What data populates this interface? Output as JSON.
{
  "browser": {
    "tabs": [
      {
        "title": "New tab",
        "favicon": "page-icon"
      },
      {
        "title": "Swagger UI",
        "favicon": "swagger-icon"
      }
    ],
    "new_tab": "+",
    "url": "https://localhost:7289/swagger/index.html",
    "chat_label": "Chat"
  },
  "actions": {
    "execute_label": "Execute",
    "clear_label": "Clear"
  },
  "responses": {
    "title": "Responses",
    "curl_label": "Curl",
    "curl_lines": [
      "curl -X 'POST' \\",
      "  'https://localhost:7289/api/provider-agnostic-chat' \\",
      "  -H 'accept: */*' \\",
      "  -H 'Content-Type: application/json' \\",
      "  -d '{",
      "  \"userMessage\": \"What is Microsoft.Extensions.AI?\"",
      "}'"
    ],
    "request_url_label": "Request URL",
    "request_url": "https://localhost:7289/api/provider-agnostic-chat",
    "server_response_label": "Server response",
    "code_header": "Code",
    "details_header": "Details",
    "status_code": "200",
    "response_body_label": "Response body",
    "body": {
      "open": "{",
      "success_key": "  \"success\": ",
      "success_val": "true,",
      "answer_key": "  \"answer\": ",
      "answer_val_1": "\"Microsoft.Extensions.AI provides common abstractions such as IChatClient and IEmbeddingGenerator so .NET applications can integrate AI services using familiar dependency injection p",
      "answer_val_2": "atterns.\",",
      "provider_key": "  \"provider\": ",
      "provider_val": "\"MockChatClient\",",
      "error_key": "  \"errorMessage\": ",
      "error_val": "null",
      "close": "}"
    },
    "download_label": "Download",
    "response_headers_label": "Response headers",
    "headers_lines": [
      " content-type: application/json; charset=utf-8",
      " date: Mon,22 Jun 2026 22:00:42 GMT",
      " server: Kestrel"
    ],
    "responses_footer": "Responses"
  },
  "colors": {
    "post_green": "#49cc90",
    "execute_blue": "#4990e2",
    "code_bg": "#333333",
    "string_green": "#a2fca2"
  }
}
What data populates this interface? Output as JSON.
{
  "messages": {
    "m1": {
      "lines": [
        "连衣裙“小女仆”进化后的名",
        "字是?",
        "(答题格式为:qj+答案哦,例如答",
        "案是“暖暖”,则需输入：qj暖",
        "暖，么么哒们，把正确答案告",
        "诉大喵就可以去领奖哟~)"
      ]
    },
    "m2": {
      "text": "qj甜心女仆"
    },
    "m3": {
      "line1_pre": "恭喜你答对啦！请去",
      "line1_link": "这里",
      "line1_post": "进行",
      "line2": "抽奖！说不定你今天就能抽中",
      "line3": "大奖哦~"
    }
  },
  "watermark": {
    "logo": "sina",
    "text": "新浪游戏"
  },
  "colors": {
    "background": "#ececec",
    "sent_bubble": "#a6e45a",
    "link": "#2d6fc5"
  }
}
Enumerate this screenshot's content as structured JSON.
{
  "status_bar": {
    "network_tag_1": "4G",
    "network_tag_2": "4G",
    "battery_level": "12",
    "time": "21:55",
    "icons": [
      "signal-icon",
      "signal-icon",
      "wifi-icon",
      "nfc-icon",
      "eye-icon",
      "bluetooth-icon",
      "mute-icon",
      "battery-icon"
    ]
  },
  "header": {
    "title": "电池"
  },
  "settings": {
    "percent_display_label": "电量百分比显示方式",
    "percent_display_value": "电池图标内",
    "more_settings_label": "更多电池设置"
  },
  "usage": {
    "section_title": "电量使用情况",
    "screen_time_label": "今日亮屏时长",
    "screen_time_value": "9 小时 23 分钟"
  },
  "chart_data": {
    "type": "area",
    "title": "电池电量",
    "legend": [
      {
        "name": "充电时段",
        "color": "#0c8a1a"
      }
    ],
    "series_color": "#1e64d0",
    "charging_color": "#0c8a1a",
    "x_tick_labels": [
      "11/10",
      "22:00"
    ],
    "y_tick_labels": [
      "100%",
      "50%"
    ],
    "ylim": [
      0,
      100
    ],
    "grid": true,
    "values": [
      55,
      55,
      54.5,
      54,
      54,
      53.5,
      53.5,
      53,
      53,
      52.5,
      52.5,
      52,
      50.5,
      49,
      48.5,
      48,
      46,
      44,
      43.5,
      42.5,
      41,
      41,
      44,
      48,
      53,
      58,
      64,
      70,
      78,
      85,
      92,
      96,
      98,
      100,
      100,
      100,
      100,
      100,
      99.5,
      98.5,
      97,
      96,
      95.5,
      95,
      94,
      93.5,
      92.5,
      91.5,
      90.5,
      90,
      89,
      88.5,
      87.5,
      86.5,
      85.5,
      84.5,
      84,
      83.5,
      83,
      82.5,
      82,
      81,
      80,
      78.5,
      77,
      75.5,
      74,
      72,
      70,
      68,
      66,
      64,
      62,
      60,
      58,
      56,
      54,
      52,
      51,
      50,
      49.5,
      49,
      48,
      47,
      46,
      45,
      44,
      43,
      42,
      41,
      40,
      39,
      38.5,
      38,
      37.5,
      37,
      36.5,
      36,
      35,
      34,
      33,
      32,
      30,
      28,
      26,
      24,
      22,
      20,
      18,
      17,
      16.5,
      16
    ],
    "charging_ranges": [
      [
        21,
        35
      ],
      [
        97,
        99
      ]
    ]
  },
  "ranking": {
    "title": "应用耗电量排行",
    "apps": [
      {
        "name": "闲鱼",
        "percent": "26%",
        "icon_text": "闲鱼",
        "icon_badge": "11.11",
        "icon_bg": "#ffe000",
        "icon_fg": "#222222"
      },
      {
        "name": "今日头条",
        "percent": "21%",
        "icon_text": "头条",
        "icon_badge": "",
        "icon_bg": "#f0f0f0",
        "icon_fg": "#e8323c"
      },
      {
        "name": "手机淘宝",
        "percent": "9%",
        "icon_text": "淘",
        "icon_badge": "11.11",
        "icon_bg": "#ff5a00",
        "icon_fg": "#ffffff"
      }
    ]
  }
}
**********
## EXERCISE DIRECTIONS
Reproduce the records word for word.

## EXERCISE SOLUTION
What data populates this interface? Output as JSON.
{
  "browser": {
    "tabs": [
      {
        "title": "New tab",
        "favicon": "page-icon"
      },
      {
        "title": "Swagger UI",
        "favicon": "swagger-icon"
      }
    ],
    "new_tab": "+",
    "url": "https://localhost:7289/swagger/index.html",
    "chat_label": "Chat"
  },
  "actions": {
    "execute_label": "Execute",
    "clear_label": "Clear"
  },
  "responses": {
    "title": "Responses",
    "curl_label": "Curl",
    "curl_lines": [
      "curl -X 'POST' \\",
      "  'https://localhost:7289/api/provider-agnostic-chat' \\",
      "  -H 'accept: */*' \\",
      "  -H 'Content-Type: application/json' \\",
      "  -d '{",
      "  \"userMessage\": \"What is Microsoft.Extensions.AI?\"",
      "}'"
    ],
    "request_url_label": "Request URL",
    "request_url": "https://localhost:7289/api/provider-agnostic-chat",
    "server_response_label": "Server response",
    "code_header": "Code",
    "details_header": "Details",
    "status_code": "200",
    "response_body_label": "Response body",
    "body": {
      "open": "{",
      "success_key": "  \"success\": ",
      "success_val": "true,",
      "answer_key": "  \"answer\": ",
      "answer_val_1": "\"Microsoft.Extensions.AI provides common abstractions such as IChatClient and IEmbeddingGenerator so .NET applications can integrate AI services using familiar dependency injection p",
      "answer_val_2": "atterns.\",",
      "provider_key": "  \"provider\": ",
      "provider_val": "\"MockChatClient\",",
      "error_key": "  \"errorMessage\": ",
      "error_val": "null",
      "close": "}"
    },
    "download_label": "Download",
    "response_headers_label": "Response headers",
    "headers_lines": [
      " content-type: application/json; charset=utf-8",
      " date: Mon,22 Jun 2026 22:00:42 GMT",
      " server: Kestrel"
    ],
    "responses_footer": "Responses"
  },
  "colors": {
    "post_green": "#49cc90",
    "execute_blue": "#4990e2",
    "code_bg": "#333333",
    "string_green": "#a2fca2"
  }
}
What data populates this interface? Output as JSON.
{
  "messages": {
    "m1": {
      "lines": [
        "连衣裙“小女仆”进化后的名",
        "字是?",
        "(答题格式为:qj+答案哦,例如答",
        "案是“暖暖”,则需输入：qj暖",
        "暖，么么哒们，把正确答案告",
        "诉大喵就可以去领奖哟~)"
      ]
    },
    "m2": {
      "text": "qj甜心女仆"
    },
    "m3": {
      "line1_pre": "恭喜你答对啦！请去",
      "line1_link": "这里",
      "line1_post": "进行",
      "line2": "抽奖！说不定你今天就能抽中",
      "line3": "大奖哦~"
    }
  },
  "watermark": {
    "logo": "sina",
    "text": "新浪游戏"
  },
  "colors": {
    "background": "#ececec",
    "sent_bubble": "#a6e45a",
    "link": "#2d6fc5"
  }
}
Enumerate this screenshot's content as structured JSON.
{
  "status_bar": {
    "network_tag_1": "4G",
    "network_tag_2": "4G",
    "battery_level": "12",
    "time": "21:55",
    "icons": [
      "signal-icon",
      "signal-icon",
      "wifi-icon",
      "nfc-icon",
      "eye-icon",
      "bluetooth-icon",
      "mute-icon",
      "battery-icon"
    ]
  },
  "header": {
    "title": "电池"
  },
  "settings": {
    "percent_display_label": "电量百分比显示方式",
    "percent_display_value": "电池图标内",
    "more_settings_label": "更多电池设置"
  },
  "usage": {
    "section_title": "电量使用情况",
    "screen_time_label": "今日亮屏时长",
    "screen_time_value": "9 小时 23 分钟"
  },
  "chart_data": {
    "type": "area",
    "title": "电池电量",
    "legend": [
      {
        "name": "充电时段",
        "color": "#0c8a1a"
      }
    ],
    "series_color": "#1e64d0",
    "charging_color": "#0c8a1a",
    "x_tick_labels": [
      "11/10",
      "22:00"
    ],
    "y_tick_labels": [
      "100%",
      "50%"
    ],
    "ylim": [
      0,
      100
    ],
    "grid": true,
    "values": [
      55,
      55,
      54.5,
      54,
      54,
      53.5,
      53.5,
      53,
      53,
      52.5,
      52.5,
      52,
      50.5,
      49,
      48.5,
      48,
      46,
      44,
      43.5,
      42.5,
      41,
      41,
      44,
      48,
      53,
      58,
      64,
      70,
      78,
      85,
      92,
      96,
      98,
      100,
      100,
      100,
      100,
      100,
      99.5,
      98.5,
      97,
      96,
      95.5,
      95,
      94,
      93.5,
      92.5,
      91.5,
      90.5,
      90,
      89,
      88.5,
      87.5,
      86.5,
      85.5,
      84.5,
      84,
      83.5,
      83,
      82.5,
      82,
      81,
      80,
      78.5,
      77,
      75.5,
      74,
      72,
      70,
      68,
      66,
      64,
      62,
      60,
      58,
      56,
      54,
      52,
      51,
      50,
      49.5,
      49,
      48,
      47,
      46,
      45,
      44,
      43,
      42,
      41,
      40,
      39,
      38.5,
      38,
      37.5,
      37,
      36.5,
      36,
      35,
      34,
      33,
      32,
      30,
      28,
      26,
      24,
      22,
      20,
      18,
      17,
      16.5,
      16
    ],
    "charging_ranges": [
      [
        21,
        35
      ],
      [
        97,
        99
      ]
    ]
  },
  "ranking": {
    "title": "应用耗电量排行",
    "apps": [
      {
        "name": "闲鱼",
        "percent": "26%",
        "icon_text": "闲鱼",
        "icon_badge": "11.11",
        "icon_bg": "#ffe000",
        "icon_fg": "#222222"
      },
      {
        "name": "今日头条",
        "percent": "21%",
        "icon_text": "头条",
        "icon_badge": "",
        "icon_bg": "#f0f0f0",
        "icon_fg": "#e8323c"
      },
      {
        "name": "手机淘宝",
        "percent": "9%",
        "icon_text": "淘",
        "icon_badge": "11.11",
        "icon_bg": "#ff5a00",
        "icon_fg": "#ffffff"
      }
    ]
  }
}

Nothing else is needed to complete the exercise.